GIVEN REQUEST: Gather every line holding the string "контракт".

[Rows from a dataset]
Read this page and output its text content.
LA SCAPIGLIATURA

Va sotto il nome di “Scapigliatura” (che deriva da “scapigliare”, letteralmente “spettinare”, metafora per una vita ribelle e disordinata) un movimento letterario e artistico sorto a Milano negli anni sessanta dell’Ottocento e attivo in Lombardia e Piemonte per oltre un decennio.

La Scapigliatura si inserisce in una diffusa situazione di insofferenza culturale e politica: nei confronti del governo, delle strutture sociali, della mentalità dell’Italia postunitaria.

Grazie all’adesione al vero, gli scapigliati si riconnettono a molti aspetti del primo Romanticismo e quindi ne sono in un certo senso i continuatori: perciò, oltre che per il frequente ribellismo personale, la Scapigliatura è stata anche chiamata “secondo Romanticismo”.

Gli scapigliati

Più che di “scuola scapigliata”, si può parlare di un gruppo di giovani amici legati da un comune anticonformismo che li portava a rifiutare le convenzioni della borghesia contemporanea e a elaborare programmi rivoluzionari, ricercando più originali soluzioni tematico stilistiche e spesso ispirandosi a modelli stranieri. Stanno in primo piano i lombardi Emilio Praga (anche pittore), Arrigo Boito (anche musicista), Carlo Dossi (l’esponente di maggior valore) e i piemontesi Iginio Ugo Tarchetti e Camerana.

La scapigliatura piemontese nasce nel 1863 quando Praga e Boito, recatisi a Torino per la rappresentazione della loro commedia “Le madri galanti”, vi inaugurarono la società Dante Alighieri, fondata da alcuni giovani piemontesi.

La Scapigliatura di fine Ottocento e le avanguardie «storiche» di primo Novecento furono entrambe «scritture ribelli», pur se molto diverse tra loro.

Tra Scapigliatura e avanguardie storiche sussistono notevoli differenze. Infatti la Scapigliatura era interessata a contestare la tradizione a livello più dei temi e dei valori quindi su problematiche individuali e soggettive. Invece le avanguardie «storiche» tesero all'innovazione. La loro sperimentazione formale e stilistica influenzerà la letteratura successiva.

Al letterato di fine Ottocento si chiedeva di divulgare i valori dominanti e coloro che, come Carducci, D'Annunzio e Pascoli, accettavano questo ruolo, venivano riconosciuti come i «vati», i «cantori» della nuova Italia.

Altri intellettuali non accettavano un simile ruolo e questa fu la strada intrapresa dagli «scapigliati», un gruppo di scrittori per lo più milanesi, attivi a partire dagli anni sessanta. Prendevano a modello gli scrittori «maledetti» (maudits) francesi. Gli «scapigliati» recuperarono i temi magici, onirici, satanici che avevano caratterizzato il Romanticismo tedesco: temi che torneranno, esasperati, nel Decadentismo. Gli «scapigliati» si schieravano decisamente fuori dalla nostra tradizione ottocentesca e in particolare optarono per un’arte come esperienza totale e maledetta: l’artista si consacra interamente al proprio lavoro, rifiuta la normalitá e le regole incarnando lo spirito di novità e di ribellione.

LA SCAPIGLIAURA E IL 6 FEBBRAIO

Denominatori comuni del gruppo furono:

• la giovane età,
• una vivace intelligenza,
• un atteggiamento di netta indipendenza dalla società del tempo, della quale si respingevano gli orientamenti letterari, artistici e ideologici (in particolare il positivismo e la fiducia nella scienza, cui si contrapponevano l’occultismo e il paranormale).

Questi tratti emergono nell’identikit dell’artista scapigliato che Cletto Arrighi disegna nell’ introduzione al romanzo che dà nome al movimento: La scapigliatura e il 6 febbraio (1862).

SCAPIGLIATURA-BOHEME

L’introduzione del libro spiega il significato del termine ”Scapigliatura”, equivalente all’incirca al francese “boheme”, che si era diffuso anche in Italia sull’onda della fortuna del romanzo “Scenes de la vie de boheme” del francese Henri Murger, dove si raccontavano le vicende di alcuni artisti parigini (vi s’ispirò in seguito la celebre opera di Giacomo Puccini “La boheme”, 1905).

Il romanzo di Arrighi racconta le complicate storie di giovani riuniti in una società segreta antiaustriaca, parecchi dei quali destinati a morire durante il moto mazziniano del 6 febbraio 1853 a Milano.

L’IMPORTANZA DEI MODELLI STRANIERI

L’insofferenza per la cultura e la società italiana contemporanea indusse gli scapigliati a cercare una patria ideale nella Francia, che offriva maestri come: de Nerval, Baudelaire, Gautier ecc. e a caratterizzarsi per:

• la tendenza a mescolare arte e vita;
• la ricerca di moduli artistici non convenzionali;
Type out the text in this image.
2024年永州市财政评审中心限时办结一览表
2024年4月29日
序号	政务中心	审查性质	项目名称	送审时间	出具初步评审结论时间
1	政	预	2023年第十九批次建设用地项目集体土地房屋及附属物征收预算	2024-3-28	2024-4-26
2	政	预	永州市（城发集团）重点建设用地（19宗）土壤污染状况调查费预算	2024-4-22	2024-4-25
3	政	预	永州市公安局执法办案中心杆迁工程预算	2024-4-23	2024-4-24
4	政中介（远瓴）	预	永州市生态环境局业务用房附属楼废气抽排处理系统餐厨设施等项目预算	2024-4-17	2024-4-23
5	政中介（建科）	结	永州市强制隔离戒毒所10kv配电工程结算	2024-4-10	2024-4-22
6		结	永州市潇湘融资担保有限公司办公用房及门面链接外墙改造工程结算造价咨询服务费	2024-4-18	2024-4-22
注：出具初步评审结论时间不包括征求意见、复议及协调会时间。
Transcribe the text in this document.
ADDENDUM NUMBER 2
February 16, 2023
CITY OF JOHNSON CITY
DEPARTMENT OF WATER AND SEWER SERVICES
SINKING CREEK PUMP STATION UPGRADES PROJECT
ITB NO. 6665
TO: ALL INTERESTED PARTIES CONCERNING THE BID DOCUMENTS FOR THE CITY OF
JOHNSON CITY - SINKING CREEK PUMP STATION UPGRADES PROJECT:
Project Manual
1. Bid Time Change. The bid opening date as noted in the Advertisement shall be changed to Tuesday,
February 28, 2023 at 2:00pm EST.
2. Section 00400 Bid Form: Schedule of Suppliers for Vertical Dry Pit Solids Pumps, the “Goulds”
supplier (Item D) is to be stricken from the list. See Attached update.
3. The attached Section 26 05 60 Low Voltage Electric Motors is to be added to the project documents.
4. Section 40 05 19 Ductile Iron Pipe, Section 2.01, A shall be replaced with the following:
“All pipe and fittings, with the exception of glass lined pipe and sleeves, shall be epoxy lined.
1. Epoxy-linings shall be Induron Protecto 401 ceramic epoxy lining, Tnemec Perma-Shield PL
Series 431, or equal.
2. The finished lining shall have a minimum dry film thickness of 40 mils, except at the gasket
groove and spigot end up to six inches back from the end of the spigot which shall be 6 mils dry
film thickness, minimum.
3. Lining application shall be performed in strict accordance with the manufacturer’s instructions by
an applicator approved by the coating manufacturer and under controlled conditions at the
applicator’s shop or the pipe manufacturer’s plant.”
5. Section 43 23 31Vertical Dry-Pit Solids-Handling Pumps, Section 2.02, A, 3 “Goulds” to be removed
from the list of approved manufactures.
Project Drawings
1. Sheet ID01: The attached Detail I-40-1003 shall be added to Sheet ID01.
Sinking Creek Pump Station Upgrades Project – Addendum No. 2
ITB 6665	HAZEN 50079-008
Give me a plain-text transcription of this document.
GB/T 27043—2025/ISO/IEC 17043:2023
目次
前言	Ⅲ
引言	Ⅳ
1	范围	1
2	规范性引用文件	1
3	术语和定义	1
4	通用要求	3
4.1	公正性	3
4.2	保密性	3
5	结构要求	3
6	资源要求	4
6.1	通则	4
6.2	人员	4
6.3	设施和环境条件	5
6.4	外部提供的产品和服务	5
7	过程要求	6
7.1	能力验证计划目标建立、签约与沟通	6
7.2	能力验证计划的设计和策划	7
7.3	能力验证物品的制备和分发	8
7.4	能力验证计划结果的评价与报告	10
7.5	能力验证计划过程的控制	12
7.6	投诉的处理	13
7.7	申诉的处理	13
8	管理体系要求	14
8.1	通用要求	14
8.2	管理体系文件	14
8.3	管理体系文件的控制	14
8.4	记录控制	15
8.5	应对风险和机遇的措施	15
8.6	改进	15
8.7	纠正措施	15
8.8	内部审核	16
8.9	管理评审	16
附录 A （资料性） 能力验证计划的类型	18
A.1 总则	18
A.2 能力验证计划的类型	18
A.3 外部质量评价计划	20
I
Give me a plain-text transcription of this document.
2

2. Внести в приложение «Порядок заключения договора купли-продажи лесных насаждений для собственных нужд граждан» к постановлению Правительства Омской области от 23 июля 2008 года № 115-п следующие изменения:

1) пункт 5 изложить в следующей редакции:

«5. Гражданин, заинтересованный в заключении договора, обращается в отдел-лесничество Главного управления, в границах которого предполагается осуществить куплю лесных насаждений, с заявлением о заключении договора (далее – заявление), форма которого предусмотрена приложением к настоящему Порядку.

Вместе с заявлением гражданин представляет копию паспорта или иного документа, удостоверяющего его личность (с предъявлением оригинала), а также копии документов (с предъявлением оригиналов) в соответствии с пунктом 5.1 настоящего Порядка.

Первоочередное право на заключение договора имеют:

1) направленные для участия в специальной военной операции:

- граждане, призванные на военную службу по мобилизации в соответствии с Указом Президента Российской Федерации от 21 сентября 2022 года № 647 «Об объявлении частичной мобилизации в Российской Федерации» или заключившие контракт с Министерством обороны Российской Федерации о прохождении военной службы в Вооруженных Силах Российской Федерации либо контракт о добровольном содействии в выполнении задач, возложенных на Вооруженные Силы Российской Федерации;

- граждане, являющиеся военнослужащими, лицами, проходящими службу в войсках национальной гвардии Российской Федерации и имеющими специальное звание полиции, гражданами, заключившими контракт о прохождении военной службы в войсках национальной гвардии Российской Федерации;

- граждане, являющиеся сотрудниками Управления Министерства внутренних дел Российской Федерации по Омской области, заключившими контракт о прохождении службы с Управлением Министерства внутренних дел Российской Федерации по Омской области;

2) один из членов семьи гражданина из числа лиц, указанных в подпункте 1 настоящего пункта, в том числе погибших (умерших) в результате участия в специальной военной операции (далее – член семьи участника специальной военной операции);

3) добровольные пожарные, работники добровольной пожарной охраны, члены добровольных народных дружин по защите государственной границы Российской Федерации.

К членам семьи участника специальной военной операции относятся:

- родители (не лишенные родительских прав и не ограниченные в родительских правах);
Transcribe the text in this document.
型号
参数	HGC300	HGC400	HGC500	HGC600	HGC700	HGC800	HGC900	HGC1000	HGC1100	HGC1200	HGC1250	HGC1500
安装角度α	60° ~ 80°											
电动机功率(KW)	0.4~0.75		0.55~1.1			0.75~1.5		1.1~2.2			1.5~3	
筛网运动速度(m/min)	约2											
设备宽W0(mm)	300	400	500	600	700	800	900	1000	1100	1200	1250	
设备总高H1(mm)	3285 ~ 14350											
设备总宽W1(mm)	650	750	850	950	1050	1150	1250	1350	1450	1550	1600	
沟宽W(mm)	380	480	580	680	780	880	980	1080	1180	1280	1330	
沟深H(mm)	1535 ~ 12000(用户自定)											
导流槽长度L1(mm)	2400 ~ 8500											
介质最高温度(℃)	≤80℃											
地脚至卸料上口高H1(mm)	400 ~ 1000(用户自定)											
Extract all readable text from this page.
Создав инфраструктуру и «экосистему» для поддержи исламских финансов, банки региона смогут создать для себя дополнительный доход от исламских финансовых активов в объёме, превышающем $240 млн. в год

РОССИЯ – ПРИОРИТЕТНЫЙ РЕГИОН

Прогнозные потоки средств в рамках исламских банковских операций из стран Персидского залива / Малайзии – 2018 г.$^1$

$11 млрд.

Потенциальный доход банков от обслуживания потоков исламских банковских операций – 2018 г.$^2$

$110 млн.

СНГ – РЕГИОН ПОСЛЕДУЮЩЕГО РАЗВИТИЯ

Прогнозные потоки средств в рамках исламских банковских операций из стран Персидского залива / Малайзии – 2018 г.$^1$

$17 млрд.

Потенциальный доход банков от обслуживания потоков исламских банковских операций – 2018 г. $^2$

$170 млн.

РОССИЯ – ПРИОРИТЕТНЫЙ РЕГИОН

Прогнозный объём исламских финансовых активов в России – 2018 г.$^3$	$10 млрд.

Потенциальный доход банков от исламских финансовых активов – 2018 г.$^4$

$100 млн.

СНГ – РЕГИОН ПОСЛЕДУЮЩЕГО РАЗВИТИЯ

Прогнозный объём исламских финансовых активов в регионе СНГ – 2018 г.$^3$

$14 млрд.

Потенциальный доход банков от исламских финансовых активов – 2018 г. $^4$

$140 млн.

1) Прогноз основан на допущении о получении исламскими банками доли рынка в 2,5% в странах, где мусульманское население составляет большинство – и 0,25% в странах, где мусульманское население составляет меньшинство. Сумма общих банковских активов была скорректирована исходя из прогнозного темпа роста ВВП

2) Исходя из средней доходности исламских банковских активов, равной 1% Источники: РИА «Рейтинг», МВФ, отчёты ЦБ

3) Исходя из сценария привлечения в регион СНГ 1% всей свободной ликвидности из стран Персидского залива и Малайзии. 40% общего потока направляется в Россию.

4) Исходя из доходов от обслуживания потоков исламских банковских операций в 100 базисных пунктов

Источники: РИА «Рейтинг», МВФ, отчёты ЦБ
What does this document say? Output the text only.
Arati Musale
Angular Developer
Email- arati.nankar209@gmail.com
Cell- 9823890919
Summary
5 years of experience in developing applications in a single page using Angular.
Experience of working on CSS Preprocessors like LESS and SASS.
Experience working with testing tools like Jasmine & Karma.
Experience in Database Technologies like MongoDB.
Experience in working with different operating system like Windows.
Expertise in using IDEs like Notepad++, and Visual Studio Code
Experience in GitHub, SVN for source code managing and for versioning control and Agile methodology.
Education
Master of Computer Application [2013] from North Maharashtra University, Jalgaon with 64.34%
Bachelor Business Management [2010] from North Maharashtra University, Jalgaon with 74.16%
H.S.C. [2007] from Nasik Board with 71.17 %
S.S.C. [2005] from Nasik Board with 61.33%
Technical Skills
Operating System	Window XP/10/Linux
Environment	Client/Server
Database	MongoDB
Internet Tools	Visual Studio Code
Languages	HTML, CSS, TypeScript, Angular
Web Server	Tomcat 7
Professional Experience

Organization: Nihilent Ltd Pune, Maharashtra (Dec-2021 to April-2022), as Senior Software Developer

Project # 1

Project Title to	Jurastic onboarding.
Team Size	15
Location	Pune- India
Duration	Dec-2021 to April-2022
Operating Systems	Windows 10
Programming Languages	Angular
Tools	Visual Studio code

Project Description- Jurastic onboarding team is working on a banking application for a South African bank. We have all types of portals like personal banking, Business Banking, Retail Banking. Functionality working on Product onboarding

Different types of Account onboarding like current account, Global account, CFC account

ANSWER:
- граждане, призванные на военную службу по мобилизации в соответствии с Указом Президента Российской Федерации от 21 сентября 2022 года № 647 «Об объявлении частичной мобилизации в Российской Федерации» или заключившие контракт с Министерством обороны Российской Федерации о прохождении военной службы в Вооруженных Силах Российской Федерации либо контракт о добровольном содействии в выполнении задач, возложенных на Вооруженные Силы Российской Федерации;
- граждане, являющиеся военнослужащими, лицами, проходящими службу в войсках национальной гвардии Российской Федерации и имеющими специальное звание полиции, гражданами, заключившими контракт о прохождении военной службы в войсках национальной гвардии Российской Федерации;
- граждане, являющиеся сотрудниками Управления Министерства внутренних дел Российской Федерации по Омской области, заключившими контракт о прохождении службы с Управлением Министерства внутренних дел Российской Федерации по Омской области;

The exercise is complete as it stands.